◆ TEXTO FORNECIDO
Desde muito cedo os animais nos ajudam a aprender lições valiosas. Seja através de lendas, seja através dos desenhos animados, a humanidade se entende melhor quando se vê na pele dos bichos.
Jean de La Fontaine, poeta que alcançou sucesso com fábulas, colocava os animais como personagens centrais para assim dirigir suas críticas aos homens, denunciando os problemas de sua época. Ele disse:
“As fábulas não são tão triviais quanto parecem. Nelas, o animal mais simples nos serve de mestre. A lição moral nos entedia, mas nas fábulas é mais fácil digeri-la. Além disso, a fábula tem uma dupla missão: agradar e instruir.”
Em sua fábula A raposa, o Macaco e os Animais, o Leão, rei da selva, morre e os animais se reúnem em busca de um novo rei. A coroa do Leão não serve bem a ninguém, mas o Macaco com suas estrepolias e graças conquista a plateia e o direito de usá-la. Exceto pela Raposa, que decide testar o novo monarca lhe contando em privado sobre um tesouro que só ela sabia onde estava, mas que por ele ser agora a Majestade, lhe pertencia.

O Macaco, movido pela ganância, passou a procurar o tesouro à revelia das outras necessidades dos animais, decidido a reivindicá-lo. A Raposa, constatando que ele caiu na armadilha, convoca os outros, toma a palavra e pergunta ao Macaco: “Pretende nos governar? Logo você que não sabe nem governar a si mesmo?” E o Macaco foi deposto.
No dicionário, um dos significados para “governar” é dirigir, isto é, guiar. Então é preciso que quem esteja no comando saiba por onde e para onde vai, evitando as estradas tortuosas e os becos sem saída em respeito àqueles que empurram o carro. Quem governa precisa traçar a melhor rota.
Mais de 300 anos depois de La Fontaine, o Coletivo Sabichinho surgiu dedicado a explorar temas complexos como tipos de poder e eleições democráticas com a participação de crianças. Daí nasceu o livro Eleição dos Bichos, assinado por André Rodrigues, Larissa Ribeiro, Paula Desgualdo e Pedro Markun e publicado em 2018 pela Companhia das Letrinhas.

◆ EXERCÍCIO PROPOSTO 1
Segundo La Fontaine no texto sobre fábulas e animais, qual é a dupla missão da fábula?
◆ EXERCÍCIO PROPOSTO 2
Escreva a continuação do texto sobre fábulas e animais, começando logo após a última frase dele.

◆ DADOS REGISTRADOS

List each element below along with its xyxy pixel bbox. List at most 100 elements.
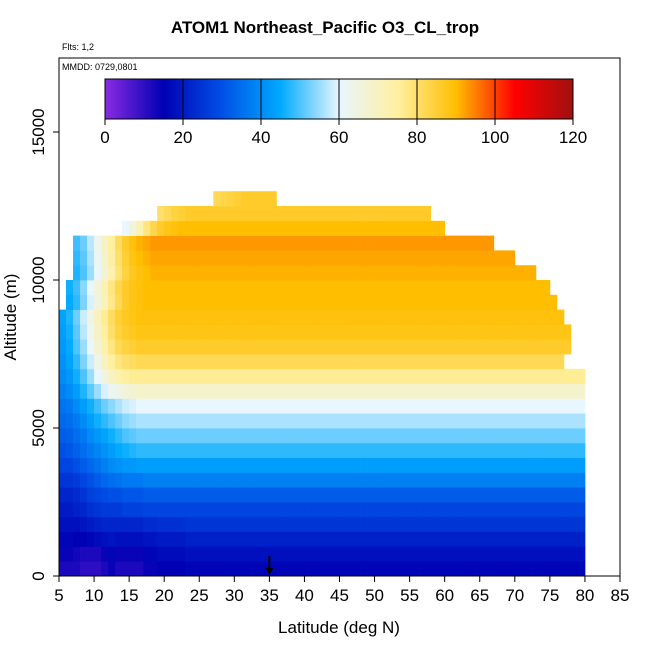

◆ RESPOSTA DA TAREFA 1
Agradar e instruir.

◆ RESPOSTA DA TAREFA 2
Na história, a bicharada cansada dos desmandos do Leão, especialmente depois que ele desviou água do rio para construir uma piscina na própria toca, decide fazer uma eleição. Estabelecem as regras e entram na disputa a Macaca, a Preguiça, a Cobra e o próprio Leão. Com a arena eleitoral armada, os candidatos apresentam suas propostas, conversam com seus eleitores e vejam só, participam até de um debate. No dia da votação, a Coruja se encarrega da contagem e dá posse ao mais votado que presta seu compromisso.
O livro, que pode ser baixado gratuitamente em <quemmandaaqui.com.br>, é uma alegoria perfeita do processo eleitoral: tem propaganda, tem promessa absurda, tem troca de apoio e até tentativa de burlar o sistema, revelando como este momento é importante para a vida cívica, afinal é através dele que decide-se o tipo de sociedade que se quer ser.
Enquanto o pai das fábulas critica a figura do monarca que acumula riquezas e se esquece de cuidar dos seus súditos, o Coletivo mostra como a democracia e a possibilidade que ela dá de escolher como líder quem tem as melhores propostas para toda a coletividade, é até agora a melhor maneira de viver em comunidade.
Embora ler seja um processo solitário, o que se aprende com histórias como essas é que em nenhum lugar se está sozinho. Há sempre um outro para quem este mundo também é casa e embora dividir a casa nem sempre seja tarefa fácil, para coabitarmos precisamos encontrar formas pacíficas e justas de existir e assim tornar a casa um lar.
Autora

Natural de São Paulo, é graduada em Direito, História e atua como Revisora.
Feminista em construção, usa sua página no Instagram para compartilhar experiências de leitura e vida.
É colunista do portal Olhar para dentro e do site <commusica.com.br> e integra o Coletivo Escreviventes de escritoras. No Medium publica crônicas intimistas. Tem textos em coletâneas e revistas literárias.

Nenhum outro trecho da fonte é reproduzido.